> [What this task involves] Copy the rows word for word, from the first one through the line containing "bar-value-label: 11.6 [727,768,779,795]", and include that line.

(Saved entries)
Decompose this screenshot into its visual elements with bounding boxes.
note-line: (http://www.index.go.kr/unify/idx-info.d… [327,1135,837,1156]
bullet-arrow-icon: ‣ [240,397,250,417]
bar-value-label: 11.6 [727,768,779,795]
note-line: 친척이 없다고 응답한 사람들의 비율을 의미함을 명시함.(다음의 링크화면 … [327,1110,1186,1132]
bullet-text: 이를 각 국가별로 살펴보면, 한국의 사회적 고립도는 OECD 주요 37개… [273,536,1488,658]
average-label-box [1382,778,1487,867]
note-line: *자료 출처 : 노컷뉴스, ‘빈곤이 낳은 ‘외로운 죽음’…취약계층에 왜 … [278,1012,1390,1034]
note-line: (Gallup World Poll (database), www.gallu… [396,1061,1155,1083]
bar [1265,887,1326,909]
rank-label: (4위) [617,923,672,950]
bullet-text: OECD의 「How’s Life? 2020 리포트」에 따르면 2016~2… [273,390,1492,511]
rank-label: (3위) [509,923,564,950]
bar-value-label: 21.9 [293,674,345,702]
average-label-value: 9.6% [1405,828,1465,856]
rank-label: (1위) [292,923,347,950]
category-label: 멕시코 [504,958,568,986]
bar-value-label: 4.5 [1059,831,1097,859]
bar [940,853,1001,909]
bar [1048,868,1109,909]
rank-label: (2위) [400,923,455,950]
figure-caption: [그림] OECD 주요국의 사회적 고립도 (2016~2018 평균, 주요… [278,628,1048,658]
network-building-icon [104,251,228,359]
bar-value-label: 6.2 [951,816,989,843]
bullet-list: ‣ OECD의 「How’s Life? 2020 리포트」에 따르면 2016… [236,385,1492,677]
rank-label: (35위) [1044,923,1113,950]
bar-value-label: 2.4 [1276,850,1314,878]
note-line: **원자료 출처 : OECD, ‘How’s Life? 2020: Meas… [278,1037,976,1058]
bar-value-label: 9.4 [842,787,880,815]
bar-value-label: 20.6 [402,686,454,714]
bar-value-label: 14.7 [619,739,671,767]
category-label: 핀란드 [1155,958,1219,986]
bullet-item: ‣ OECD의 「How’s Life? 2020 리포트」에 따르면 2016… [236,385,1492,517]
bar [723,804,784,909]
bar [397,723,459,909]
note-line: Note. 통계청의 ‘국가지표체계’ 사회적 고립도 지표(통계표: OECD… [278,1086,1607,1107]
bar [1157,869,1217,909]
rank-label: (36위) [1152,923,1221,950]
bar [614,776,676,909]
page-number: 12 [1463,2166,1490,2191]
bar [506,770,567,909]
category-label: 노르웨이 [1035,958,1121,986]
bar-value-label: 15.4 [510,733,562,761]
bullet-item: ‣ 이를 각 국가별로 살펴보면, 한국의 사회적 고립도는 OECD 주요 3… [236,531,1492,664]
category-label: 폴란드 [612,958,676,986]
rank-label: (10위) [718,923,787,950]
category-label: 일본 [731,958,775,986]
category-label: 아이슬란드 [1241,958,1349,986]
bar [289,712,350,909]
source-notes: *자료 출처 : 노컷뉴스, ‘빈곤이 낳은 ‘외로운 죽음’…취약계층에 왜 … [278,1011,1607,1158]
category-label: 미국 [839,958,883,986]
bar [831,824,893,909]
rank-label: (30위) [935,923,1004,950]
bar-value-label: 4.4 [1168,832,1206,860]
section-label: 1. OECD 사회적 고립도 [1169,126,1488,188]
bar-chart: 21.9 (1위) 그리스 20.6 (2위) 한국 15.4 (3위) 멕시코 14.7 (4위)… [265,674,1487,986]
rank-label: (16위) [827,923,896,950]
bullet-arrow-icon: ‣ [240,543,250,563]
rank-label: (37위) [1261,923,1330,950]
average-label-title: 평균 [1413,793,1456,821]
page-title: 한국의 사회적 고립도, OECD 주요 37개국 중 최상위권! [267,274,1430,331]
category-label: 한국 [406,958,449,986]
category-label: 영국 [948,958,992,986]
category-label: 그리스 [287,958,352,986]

> [Reply]
Decompose this screenshot into its visual elements with bounding boxes.
note-line: (http://www.index.go.kr/unify/idx-info.d… [327,1135,837,1156]
bullet-arrow-icon: ‣ [240,397,250,417]
bar-value-label: 11.6 [727,768,779,795]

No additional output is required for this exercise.